** BEGIN **

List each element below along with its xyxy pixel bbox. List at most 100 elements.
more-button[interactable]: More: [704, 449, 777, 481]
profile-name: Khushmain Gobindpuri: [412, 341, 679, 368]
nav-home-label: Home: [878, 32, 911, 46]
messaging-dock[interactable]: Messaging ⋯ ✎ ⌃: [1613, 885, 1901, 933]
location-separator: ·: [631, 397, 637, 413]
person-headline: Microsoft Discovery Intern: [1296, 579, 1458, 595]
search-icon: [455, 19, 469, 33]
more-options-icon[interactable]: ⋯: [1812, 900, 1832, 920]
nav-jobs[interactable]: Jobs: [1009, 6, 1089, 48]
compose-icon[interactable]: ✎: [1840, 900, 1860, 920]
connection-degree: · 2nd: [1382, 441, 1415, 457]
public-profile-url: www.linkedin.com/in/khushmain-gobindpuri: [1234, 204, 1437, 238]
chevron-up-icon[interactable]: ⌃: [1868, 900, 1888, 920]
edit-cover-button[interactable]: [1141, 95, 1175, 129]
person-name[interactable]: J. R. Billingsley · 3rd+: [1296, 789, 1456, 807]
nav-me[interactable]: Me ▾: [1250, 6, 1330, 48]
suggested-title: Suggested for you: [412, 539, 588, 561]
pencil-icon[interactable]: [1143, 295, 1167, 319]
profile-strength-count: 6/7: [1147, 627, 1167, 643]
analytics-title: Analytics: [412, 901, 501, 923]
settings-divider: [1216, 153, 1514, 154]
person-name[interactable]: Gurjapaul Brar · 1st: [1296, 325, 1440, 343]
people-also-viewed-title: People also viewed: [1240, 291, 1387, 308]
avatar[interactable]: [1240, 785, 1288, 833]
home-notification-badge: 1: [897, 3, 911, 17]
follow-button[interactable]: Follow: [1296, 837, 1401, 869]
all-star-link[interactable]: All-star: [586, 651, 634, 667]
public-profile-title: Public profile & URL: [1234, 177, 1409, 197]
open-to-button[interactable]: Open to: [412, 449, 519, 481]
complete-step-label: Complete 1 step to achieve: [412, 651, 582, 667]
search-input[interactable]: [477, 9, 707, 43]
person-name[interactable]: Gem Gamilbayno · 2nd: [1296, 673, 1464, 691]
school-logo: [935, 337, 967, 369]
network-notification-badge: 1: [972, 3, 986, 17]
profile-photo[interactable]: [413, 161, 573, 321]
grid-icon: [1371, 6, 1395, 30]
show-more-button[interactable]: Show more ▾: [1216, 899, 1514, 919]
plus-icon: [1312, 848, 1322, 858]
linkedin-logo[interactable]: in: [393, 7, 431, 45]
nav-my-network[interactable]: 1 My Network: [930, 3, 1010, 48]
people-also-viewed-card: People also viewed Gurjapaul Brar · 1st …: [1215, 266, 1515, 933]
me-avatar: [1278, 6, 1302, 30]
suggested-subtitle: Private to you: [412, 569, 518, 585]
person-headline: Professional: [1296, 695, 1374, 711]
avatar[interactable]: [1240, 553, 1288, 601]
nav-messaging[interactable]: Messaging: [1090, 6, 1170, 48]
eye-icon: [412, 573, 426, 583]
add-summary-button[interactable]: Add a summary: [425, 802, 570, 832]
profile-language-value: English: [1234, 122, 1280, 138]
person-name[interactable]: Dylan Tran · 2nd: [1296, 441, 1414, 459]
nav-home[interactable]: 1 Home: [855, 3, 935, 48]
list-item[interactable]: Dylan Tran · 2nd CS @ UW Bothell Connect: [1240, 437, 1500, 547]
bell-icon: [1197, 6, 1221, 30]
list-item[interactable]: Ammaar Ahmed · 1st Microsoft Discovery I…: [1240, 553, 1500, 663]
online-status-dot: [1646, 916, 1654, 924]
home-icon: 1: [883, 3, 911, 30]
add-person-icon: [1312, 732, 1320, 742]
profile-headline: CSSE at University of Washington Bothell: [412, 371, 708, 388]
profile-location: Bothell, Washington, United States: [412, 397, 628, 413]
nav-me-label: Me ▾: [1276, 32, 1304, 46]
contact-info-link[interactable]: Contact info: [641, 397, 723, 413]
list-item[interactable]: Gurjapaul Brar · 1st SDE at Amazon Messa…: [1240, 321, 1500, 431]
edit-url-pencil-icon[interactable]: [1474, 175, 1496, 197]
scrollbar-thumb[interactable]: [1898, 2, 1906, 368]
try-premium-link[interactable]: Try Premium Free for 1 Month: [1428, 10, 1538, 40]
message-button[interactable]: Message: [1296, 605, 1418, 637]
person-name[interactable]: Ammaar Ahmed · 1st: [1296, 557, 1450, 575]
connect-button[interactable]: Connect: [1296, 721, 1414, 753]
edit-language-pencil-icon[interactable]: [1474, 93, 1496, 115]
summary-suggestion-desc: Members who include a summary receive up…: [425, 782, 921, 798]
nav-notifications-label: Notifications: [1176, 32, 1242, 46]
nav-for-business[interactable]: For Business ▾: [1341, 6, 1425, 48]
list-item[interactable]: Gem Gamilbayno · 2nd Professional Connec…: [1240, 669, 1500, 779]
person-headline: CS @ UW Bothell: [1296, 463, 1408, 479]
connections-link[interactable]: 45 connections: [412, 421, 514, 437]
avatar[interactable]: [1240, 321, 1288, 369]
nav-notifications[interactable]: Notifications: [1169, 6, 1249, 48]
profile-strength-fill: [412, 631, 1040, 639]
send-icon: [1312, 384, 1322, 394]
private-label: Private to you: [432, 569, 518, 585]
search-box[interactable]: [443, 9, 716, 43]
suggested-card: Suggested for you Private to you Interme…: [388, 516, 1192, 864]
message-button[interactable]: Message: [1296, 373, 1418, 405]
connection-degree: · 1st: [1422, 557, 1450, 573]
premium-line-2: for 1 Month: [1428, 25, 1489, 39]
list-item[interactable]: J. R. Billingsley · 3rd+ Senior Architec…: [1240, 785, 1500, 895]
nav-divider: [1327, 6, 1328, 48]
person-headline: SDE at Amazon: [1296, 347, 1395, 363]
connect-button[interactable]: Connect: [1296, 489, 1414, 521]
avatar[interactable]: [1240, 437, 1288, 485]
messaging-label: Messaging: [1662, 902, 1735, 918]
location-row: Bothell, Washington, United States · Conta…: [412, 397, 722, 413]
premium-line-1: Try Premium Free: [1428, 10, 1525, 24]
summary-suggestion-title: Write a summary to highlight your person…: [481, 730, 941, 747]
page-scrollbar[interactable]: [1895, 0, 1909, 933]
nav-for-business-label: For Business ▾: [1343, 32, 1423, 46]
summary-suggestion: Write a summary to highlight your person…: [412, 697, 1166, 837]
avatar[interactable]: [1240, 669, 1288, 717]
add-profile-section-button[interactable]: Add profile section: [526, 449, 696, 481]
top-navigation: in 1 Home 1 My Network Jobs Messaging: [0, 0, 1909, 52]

** END **

* _Job_
Go through the items above and replace every "person-name" with "member-name". Keep everything else the same.

* _Expected answer_
List each element below along with its xyxy pixel bbox. List at most 100 elements.
more-button[interactable]: More: [704, 449, 777, 481]
profile-name: Khushmain Gobindpuri: [412, 341, 679, 368]
nav-home-label: Home: [878, 32, 911, 46]
messaging-dock[interactable]: Messaging ⋯ ✎ ⌃: [1613, 885, 1901, 933]
location-separator: ·: [631, 397, 637, 413]
person-headline: Microsoft Discovery Intern: [1296, 579, 1458, 595]
search-icon: [455, 19, 469, 33]
more-options-icon[interactable]: ⋯: [1812, 900, 1832, 920]
nav-jobs[interactable]: Jobs: [1009, 6, 1089, 48]
compose-icon[interactable]: ✎: [1840, 900, 1860, 920]
connection-degree: · 2nd: [1382, 441, 1415, 457]
public-profile-url: www.linkedin.com/in/khushmain-gobindpuri: [1234, 204, 1437, 238]
chevron-up-icon[interactable]: ⌃: [1868, 900, 1888, 920]
edit-cover-button[interactable]: [1141, 95, 1175, 129]
member-name[interactable]: J. R. Billingsley · 3rd+: [1296, 789, 1456, 807]
nav-me[interactable]: Me ▾: [1250, 6, 1330, 48]
suggested-title: Suggested for you: [412, 539, 588, 561]
pencil-icon[interactable]: [1143, 295, 1167, 319]
profile-strength-count: 6/7: [1147, 627, 1167, 643]
analytics-title: Analytics: [412, 901, 501, 923]
settings-divider: [1216, 153, 1514, 154]
member-name[interactable]: Gurjapaul Brar · 1st: [1296, 325, 1440, 343]
people-also-viewed-title: People also viewed: [1240, 291, 1387, 308]
avatar[interactable]: [1240, 785, 1288, 833]
home-notification-badge: 1: [897, 3, 911, 17]
follow-button[interactable]: Follow: [1296, 837, 1401, 869]
all-star-link[interactable]: All-star: [586, 651, 634, 667]
public-profile-title: Public profile & URL: [1234, 177, 1409, 197]
open-to-button[interactable]: Open to: [412, 449, 519, 481]
complete-step-label: Complete 1 step to achieve: [412, 651, 582, 667]
search-input[interactable]: [477, 9, 707, 43]
member-name[interactable]: Gem Gamilbayno · 2nd: [1296, 673, 1464, 691]
school-logo: [935, 337, 967, 369]
network-notification-badge: 1: [972, 3, 986, 17]
profile-photo[interactable]: [413, 161, 573, 321]
grid-icon: [1371, 6, 1395, 30]
show-more-button[interactable]: Show more ▾: [1216, 899, 1514, 919]
plus-icon: [1312, 848, 1322, 858]
linkedin-logo[interactable]: in: [393, 7, 431, 45]
nav-my-network[interactable]: 1 My Network: [930, 3, 1010, 48]
people-also-viewed-card: People also viewed Gurjapaul Brar · 1st …: [1215, 266, 1515, 933]
me-avatar: [1278, 6, 1302, 30]
suggested-subtitle: Private to you: [412, 569, 518, 585]
person-headline: Professional: [1296, 695, 1374, 711]
avatar[interactable]: [1240, 553, 1288, 601]
nav-messaging[interactable]: Messaging: [1090, 6, 1170, 48]
eye-icon: [412, 573, 426, 583]
add-summary-button[interactable]: Add a summary: [425, 802, 570, 832]
profile-language-value: English: [1234, 122, 1280, 138]
member-name[interactable]: Dylan Tran · 2nd: [1296, 441, 1414, 459]
nav-home[interactable]: 1 Home: [855, 3, 935, 48]
list-item[interactable]: Dylan Tran · 2nd CS @ UW Bothell Connect: [1240, 437, 1500, 547]
bell-icon: [1197, 6, 1221, 30]
list-item[interactable]: Ammaar Ahmed · 1st Microsoft Discovery I…: [1240, 553, 1500, 663]
online-status-dot: [1646, 916, 1654, 924]
home-icon: 1: [883, 3, 911, 30]
add-person-icon: [1312, 732, 1320, 742]
profile-headline: CSSE at University of Washington Bothell: [412, 371, 708, 388]
profile-location: Bothell, Washington, United States: [412, 397, 628, 413]
nav-me-label: Me ▾: [1276, 32, 1304, 46]
contact-info-link[interactable]: Contact info: [641, 397, 723, 413]
list-item[interactable]: Gurjapaul Brar · 1st SDE at Amazon Messa…: [1240, 321, 1500, 431]
edit-url-pencil-icon[interactable]: [1474, 175, 1496, 197]
scrollbar-thumb[interactable]: [1898, 2, 1906, 368]
try-premium-link[interactable]: Try Premium Free for 1 Month: [1428, 10, 1538, 40]
message-button[interactable]: Message: [1296, 605, 1418, 637]
member-name[interactable]: Ammaar Ahmed · 1st: [1296, 557, 1450, 575]
connect-button[interactable]: Connect: [1296, 721, 1414, 753]
edit-language-pencil-icon[interactable]: [1474, 93, 1496, 115]
summary-suggestion-desc: Members who include a summary receive up…: [425, 782, 921, 798]
nav-notifications-label: Notifications: [1176, 32, 1242, 46]
nav-for-business[interactable]: For Business ▾: [1341, 6, 1425, 48]
list-item[interactable]: Gem Gamilbayno · 2nd Professional Connec…: [1240, 669, 1500, 779]
person-headline: CS @ UW Bothell: [1296, 463, 1408, 479]
connections-link[interactable]: 45 connections: [412, 421, 514, 437]
avatar[interactable]: [1240, 321, 1288, 369]
nav-notifications[interactable]: Notifications: [1169, 6, 1249, 48]
profile-strength-fill: [412, 631, 1040, 639]
send-icon: [1312, 384, 1322, 394]
private-label: Private to you: [432, 569, 518, 585]
search-box[interactable]: [443, 9, 716, 43]
suggested-card: Suggested for you Private to you Interme…: [388, 516, 1192, 864]
message-button[interactable]: Message: [1296, 373, 1418, 405]
connection-degree: · 1st: [1422, 557, 1450, 573]
premium-line-2: for 1 Month: [1428, 25, 1489, 39]
list-item[interactable]: J. R. Billingsley · 3rd+ Senior Architec…: [1240, 785, 1500, 895]
nav-divider: [1327, 6, 1328, 48]
person-headline: SDE at Amazon: [1296, 347, 1395, 363]
connect-button[interactable]: Connect: [1296, 489, 1414, 521]
avatar[interactable]: [1240, 437, 1288, 485]
messaging-label: Messaging: [1662, 902, 1735, 918]
location-row: Bothell, Washington, United States · Conta…: [412, 397, 722, 413]
premium-line-1: Try Premium Free: [1428, 10, 1525, 24]
summary-suggestion-title: Write a summary to highlight your person…: [481, 730, 941, 747]
page-scrollbar[interactable]: [1895, 0, 1909, 933]
nav-for-business-label: For Business ▾: [1343, 32, 1423, 46]
summary-suggestion: Write a summary to highlight your person…: [412, 697, 1166, 837]
avatar[interactable]: [1240, 669, 1288, 717]
add-profile-section-button[interactable]: Add profile section: [526, 449, 696, 481]
top-navigation: in 1 Home 1 My Network Jobs Messaging: [0, 0, 1909, 52]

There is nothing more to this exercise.